TASK PROMPT:
All entries below need to be written out exactly, but without their pictures.

Extracted data entries
□ □ □ □ □

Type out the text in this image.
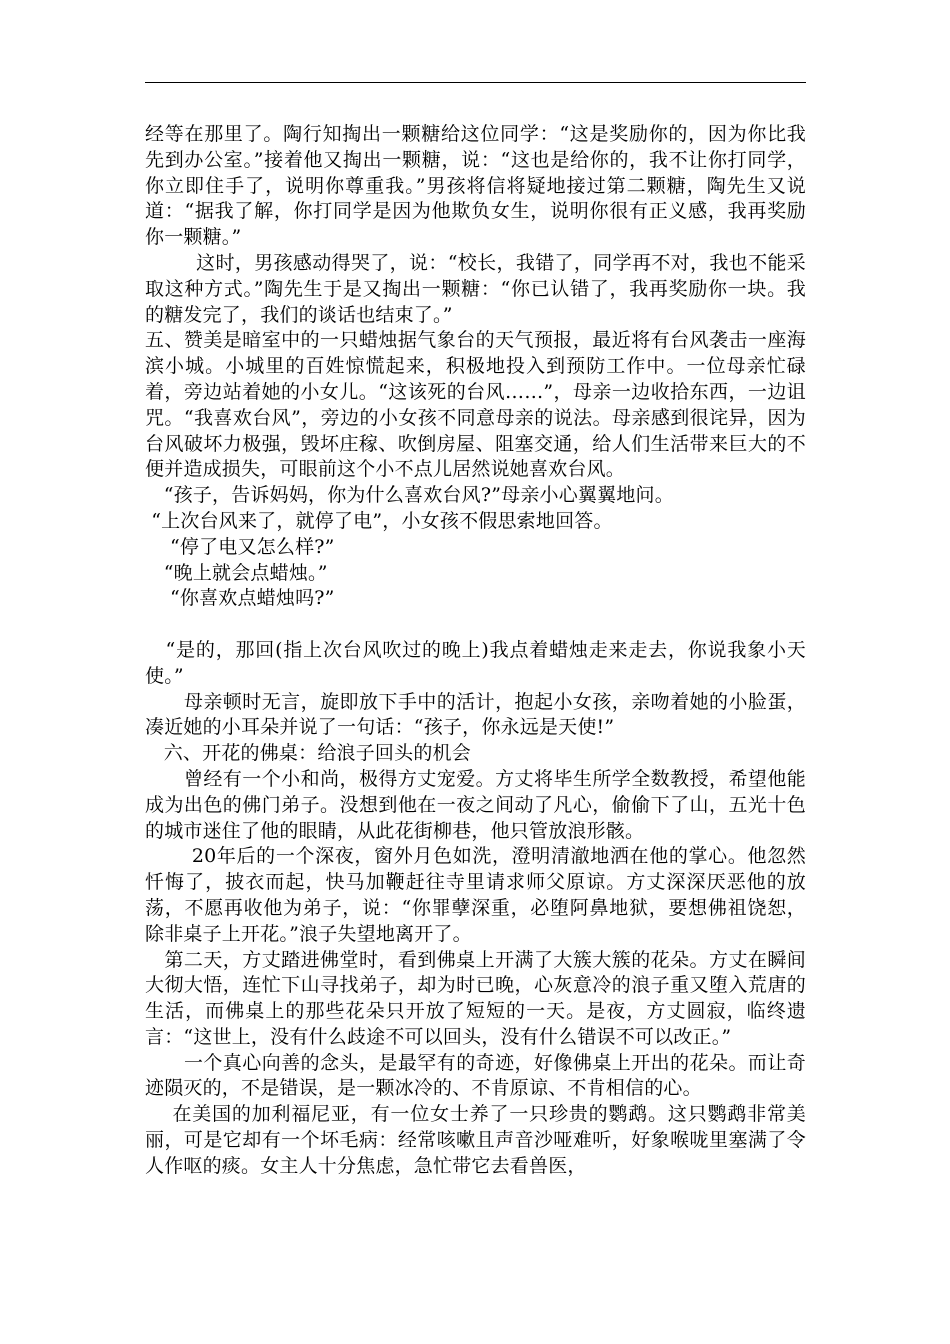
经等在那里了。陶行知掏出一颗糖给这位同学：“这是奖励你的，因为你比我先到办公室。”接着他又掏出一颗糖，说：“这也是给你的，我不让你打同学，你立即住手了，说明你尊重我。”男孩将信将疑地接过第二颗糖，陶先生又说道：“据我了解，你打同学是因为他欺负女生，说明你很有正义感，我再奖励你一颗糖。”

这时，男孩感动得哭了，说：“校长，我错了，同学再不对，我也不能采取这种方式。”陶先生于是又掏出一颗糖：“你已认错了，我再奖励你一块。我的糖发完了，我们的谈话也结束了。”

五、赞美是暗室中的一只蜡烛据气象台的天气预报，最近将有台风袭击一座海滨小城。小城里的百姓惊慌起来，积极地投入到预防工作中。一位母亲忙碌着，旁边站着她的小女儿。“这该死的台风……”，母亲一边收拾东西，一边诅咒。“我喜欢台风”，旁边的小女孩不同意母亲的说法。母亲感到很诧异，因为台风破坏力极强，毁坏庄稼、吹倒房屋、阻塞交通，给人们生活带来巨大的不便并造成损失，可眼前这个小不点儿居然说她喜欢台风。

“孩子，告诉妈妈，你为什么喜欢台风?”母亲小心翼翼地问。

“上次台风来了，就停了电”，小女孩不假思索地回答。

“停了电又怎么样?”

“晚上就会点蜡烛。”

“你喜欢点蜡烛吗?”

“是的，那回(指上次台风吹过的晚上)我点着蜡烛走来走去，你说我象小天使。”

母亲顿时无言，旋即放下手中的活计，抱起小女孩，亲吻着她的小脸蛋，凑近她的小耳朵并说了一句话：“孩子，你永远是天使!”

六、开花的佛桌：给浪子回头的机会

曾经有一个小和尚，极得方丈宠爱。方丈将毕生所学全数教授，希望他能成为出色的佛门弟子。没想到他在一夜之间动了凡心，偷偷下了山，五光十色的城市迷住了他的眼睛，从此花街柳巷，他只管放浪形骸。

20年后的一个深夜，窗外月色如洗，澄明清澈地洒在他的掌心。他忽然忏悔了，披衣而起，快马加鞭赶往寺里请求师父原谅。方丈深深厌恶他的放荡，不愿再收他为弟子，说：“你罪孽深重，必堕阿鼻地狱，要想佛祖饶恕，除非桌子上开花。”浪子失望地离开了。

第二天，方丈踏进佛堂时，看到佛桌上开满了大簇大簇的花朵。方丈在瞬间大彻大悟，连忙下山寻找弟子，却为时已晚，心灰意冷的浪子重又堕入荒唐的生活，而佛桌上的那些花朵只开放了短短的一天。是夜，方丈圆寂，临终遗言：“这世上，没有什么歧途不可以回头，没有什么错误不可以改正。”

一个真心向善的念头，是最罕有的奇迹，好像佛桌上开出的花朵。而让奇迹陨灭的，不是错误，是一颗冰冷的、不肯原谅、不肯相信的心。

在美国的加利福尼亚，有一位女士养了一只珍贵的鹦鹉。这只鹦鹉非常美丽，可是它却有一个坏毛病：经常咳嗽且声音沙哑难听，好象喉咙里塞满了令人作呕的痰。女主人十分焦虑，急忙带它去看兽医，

□ □ □ □ □

FULL RESPONSE:
Type out the text in this image.
经等在那里了。陶行知掏出一颗糖给这位同学：“这是奖励你的，因为你比我先到办公室。”接着他又掏出一颗糖，说：“这也是给你的，我不让你打同学，你立即住手了，说明你尊重我。”男孩将信将疑地接过第二颗糖，陶先生又说道：“据我了解，你打同学是因为他欺负女生，说明你很有正义感，我再奖励你一颗糖。”

这时，男孩感动得哭了，说：“校长，我错了，同学再不对，我也不能采取这种方式。”陶先生于是又掏出一颗糖：“你已认错了，我再奖励你一块。我的糖发完了，我们的谈话也结束了。”

五、赞美是暗室中的一只蜡烛据气象台的天气预报，最近将有台风袭击一座海滨小城。小城里的百姓惊慌起来，积极地投入到预防工作中。一位母亲忙碌着，旁边站着她的小女儿。“这该死的台风……”，母亲一边收拾东西，一边诅咒。“我喜欢台风”，旁边的小女孩不同意母亲的说法。母亲感到很诧异，因为台风破坏力极强，毁坏庄稼、吹倒房屋、阻塞交通，给人们生活带来巨大的不便并造成损失，可眼前这个小不点儿居然说她喜欢台风。

“孩子，告诉妈妈，你为什么喜欢台风?”母亲小心翼翼地问。

“上次台风来了，就停了电”，小女孩不假思索地回答。

“停了电又怎么样?”

“晚上就会点蜡烛。”

“你喜欢点蜡烛吗?”

“是的，那回(指上次台风吹过的晚上)我点着蜡烛走来走去，你说我象小天使。”

母亲顿时无言，旋即放下手中的活计，抱起小女孩，亲吻着她的小脸蛋，凑近她的小耳朵并说了一句话：“孩子，你永远是天使!”

六、开花的佛桌：给浪子回头的机会

曾经有一个小和尚，极得方丈宠爱。方丈将毕生所学全数教授，希望他能成为出色的佛门弟子。没想到他在一夜之间动了凡心，偷偷下了山，五光十色的城市迷住了他的眼睛，从此花街柳巷，他只管放浪形骸。

20年后的一个深夜，窗外月色如洗，澄明清澈地洒在他的掌心。他忽然忏悔了，披衣而起，快马加鞭赶往寺里请求师父原谅。方丈深深厌恶他的放荡，不愿再收他为弟子，说：“你罪孽深重，必堕阿鼻地狱，要想佛祖饶恕，除非桌子上开花。”浪子失望地离开了。

第二天，方丈踏进佛堂时，看到佛桌上开满了大簇大簇的花朵。方丈在瞬间大彻大悟，连忙下山寻找弟子，却为时已晚，心灰意冷的浪子重又堕入荒唐的生活，而佛桌上的那些花朵只开放了短短的一天。是夜，方丈圆寂，临终遗言：“这世上，没有什么歧途不可以回头，没有什么错误不可以改正。”

一个真心向善的念头，是最罕有的奇迹，好像佛桌上开出的花朵。而让奇迹陨灭的，不是错误，是一颗冰冷的、不肯原谅、不肯相信的心。

在美国的加利福尼亚，有一位女士养了一只珍贵的鹦鹉。这只鹦鹉非常美丽，可是它却有一个坏毛病：经常咳嗽且声音沙哑难听，好象喉咙里塞满了令人作呕的痰。女主人十分焦虑，急忙带它去看兽医，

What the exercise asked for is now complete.